- _DESCRIPTION OF THE TASK_: Within the records that follow, find every line containing the string "cartoon". Copy those lines.

--- Begin SOURCE RECORDS ---

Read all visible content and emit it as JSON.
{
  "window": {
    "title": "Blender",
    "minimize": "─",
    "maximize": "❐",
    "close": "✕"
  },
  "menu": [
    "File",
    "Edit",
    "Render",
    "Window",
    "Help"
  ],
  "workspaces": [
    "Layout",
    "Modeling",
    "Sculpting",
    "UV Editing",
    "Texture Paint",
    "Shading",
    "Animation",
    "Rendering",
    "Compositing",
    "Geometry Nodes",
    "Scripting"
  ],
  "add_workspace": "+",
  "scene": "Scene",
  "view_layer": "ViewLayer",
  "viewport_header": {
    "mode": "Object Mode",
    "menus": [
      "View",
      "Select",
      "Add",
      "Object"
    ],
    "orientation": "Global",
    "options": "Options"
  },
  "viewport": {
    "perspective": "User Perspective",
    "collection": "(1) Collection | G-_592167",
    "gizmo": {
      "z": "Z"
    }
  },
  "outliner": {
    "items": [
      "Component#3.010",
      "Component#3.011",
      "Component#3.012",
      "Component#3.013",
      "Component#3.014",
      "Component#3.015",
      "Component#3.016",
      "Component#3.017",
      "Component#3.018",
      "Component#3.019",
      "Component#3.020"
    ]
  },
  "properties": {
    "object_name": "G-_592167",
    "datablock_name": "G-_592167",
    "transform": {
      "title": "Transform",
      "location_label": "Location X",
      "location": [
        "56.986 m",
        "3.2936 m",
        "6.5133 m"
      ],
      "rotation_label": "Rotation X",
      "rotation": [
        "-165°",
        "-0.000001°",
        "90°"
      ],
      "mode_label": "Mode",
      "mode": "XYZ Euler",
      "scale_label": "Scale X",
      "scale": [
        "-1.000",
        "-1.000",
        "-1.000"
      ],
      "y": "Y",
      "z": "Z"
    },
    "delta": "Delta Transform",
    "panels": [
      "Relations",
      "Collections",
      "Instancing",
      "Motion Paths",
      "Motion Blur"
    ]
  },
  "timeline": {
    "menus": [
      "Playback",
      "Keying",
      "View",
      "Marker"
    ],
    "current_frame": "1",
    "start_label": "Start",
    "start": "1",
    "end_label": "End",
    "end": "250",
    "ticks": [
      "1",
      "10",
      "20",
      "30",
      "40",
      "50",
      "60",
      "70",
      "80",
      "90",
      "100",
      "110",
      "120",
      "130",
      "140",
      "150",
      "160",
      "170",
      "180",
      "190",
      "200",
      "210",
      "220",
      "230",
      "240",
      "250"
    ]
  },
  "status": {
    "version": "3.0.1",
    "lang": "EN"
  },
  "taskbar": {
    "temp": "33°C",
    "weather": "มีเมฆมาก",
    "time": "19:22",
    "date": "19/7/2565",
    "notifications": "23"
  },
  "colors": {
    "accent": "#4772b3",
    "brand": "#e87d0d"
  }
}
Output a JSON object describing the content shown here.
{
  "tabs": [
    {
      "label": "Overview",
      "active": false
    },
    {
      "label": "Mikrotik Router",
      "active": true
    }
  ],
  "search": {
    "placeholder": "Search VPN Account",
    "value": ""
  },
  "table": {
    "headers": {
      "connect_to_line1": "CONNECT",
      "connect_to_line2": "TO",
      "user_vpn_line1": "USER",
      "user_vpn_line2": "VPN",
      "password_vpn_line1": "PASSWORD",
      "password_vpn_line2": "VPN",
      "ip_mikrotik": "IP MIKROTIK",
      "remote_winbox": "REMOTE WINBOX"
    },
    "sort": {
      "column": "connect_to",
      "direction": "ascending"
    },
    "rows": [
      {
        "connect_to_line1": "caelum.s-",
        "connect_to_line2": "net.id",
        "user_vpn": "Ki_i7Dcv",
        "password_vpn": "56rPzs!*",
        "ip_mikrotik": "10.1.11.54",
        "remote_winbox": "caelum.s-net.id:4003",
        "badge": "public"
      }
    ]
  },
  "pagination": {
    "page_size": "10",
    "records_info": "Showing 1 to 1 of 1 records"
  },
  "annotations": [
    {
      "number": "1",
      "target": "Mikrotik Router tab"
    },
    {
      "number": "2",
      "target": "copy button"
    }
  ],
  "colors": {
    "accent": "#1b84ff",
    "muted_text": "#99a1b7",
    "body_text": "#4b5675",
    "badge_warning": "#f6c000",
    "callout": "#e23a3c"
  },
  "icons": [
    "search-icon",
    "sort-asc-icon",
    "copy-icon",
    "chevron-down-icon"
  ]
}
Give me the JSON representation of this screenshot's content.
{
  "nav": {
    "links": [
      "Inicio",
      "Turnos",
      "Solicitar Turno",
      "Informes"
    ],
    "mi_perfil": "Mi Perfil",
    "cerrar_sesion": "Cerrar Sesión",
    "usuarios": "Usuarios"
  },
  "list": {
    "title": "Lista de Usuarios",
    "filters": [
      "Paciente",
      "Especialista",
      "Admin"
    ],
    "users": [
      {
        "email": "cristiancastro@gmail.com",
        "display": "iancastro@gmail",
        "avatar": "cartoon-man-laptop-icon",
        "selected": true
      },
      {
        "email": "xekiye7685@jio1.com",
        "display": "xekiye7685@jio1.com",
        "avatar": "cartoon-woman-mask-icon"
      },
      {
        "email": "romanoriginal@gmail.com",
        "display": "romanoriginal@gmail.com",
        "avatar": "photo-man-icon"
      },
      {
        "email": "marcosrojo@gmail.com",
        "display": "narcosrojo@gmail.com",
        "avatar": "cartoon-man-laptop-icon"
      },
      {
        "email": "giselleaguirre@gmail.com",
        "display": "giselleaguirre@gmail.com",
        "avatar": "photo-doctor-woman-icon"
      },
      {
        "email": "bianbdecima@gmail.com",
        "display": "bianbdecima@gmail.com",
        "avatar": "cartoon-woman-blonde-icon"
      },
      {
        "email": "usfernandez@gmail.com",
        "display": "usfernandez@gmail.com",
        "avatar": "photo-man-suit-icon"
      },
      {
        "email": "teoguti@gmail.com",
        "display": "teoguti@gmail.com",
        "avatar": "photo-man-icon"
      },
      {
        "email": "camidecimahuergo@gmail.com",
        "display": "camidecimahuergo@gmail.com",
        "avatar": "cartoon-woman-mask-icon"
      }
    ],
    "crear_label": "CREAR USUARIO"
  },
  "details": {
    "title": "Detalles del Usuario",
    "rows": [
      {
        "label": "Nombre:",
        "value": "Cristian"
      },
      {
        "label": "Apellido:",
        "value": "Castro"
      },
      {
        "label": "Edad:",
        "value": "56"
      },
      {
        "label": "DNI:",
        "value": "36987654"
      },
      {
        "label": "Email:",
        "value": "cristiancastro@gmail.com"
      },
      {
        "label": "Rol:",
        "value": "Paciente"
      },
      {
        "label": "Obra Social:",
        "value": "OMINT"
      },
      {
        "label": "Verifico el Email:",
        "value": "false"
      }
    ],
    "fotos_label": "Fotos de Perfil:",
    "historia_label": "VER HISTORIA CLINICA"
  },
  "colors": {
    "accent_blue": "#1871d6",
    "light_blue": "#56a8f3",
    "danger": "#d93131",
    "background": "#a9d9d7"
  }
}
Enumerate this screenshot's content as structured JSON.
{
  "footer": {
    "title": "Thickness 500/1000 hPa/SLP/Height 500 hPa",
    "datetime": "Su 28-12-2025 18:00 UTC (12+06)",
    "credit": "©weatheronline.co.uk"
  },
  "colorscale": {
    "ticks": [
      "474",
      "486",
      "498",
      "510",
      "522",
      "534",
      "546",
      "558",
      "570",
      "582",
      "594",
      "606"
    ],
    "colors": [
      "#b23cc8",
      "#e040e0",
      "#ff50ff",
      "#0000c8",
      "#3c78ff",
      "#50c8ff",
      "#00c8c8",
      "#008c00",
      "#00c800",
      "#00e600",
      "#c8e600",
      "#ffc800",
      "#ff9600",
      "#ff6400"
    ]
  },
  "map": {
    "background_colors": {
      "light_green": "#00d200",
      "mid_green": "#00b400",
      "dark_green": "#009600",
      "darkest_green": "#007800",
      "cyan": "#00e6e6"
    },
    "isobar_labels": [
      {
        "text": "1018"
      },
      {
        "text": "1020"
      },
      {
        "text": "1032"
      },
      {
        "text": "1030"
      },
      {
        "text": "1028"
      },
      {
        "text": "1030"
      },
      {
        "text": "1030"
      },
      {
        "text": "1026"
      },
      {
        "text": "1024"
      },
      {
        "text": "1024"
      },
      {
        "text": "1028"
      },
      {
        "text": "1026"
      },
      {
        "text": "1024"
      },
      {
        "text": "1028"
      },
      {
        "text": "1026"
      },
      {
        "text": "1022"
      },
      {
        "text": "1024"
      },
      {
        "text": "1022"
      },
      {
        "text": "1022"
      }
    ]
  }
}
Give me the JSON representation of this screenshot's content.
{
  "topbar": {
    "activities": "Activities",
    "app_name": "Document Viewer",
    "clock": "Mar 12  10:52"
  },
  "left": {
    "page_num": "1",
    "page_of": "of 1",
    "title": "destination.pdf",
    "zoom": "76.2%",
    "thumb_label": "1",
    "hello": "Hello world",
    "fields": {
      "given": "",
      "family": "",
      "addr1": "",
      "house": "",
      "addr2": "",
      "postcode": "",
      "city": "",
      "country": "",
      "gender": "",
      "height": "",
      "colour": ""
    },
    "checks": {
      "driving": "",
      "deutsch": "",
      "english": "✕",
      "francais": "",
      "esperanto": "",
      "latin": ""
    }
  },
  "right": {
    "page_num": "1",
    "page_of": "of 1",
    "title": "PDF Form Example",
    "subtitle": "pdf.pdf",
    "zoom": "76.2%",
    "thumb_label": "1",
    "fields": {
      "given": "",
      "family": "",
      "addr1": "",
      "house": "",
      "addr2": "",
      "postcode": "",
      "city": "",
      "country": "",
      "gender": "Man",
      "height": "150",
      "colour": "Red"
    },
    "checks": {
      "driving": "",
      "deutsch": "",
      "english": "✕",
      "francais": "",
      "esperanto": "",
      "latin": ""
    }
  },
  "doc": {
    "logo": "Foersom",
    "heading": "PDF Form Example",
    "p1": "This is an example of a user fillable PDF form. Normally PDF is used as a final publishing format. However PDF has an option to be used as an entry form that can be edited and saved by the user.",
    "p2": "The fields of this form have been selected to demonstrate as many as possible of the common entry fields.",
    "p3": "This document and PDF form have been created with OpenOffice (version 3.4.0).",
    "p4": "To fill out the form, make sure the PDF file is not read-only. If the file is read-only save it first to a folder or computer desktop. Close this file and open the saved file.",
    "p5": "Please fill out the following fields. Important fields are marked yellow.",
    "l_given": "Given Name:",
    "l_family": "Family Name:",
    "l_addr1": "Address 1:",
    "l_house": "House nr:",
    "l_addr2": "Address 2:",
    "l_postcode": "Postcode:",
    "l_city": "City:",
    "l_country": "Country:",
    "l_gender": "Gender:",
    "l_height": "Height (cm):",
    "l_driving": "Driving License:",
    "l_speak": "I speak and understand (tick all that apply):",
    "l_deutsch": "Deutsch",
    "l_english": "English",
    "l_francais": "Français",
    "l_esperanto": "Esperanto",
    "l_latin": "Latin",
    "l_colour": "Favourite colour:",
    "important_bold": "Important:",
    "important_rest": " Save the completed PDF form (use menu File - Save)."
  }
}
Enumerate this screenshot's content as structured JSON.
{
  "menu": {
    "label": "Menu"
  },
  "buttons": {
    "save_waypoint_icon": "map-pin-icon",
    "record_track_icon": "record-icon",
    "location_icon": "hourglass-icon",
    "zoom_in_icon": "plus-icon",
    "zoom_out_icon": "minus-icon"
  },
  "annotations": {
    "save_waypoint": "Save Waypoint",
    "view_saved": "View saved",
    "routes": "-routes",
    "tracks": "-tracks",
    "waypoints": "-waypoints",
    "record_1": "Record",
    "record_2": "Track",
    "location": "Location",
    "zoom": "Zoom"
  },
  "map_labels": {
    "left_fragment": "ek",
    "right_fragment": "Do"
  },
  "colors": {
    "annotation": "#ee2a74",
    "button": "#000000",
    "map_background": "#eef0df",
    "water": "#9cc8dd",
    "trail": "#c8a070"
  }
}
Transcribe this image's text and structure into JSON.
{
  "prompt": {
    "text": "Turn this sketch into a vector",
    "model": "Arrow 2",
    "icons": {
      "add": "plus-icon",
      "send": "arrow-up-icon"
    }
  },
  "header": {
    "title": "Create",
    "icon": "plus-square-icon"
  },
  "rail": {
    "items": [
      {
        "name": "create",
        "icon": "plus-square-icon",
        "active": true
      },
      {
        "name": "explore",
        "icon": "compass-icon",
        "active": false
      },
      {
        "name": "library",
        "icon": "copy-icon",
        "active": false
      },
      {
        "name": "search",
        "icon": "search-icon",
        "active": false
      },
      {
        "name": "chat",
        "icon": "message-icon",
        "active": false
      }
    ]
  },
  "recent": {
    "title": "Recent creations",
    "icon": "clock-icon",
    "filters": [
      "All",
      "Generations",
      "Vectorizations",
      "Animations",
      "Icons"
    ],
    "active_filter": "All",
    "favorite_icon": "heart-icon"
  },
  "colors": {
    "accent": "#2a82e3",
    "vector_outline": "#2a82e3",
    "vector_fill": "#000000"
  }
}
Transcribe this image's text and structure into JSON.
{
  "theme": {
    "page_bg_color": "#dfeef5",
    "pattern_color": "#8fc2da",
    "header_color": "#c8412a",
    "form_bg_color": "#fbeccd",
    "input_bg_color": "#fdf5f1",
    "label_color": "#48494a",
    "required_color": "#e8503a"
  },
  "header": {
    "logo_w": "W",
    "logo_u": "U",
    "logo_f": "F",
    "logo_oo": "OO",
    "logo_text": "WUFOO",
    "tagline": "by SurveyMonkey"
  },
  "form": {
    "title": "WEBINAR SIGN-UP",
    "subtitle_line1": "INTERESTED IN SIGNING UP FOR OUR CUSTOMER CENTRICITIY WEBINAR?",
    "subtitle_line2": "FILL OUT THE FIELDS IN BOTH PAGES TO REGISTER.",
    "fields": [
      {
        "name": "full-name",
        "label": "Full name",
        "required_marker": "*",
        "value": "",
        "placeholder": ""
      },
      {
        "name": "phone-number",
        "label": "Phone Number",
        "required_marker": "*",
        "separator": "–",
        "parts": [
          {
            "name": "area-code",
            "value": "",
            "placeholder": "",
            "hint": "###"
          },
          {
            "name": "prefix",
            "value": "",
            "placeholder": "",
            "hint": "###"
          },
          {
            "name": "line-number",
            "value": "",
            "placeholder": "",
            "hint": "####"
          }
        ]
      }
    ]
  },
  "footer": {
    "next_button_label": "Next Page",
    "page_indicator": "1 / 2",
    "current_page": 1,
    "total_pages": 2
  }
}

--- End SOURCE RECORDS ---

- _TASK SOLUTION_:
        "avatar": "cartoon-man-laptop-icon",
        "avatar": "cartoon-woman-mask-icon"
        "avatar": "cartoon-man-laptop-icon"
        "avatar": "cartoon-woman-blonde-icon"
        "avatar": "cartoon-woman-mask-icon"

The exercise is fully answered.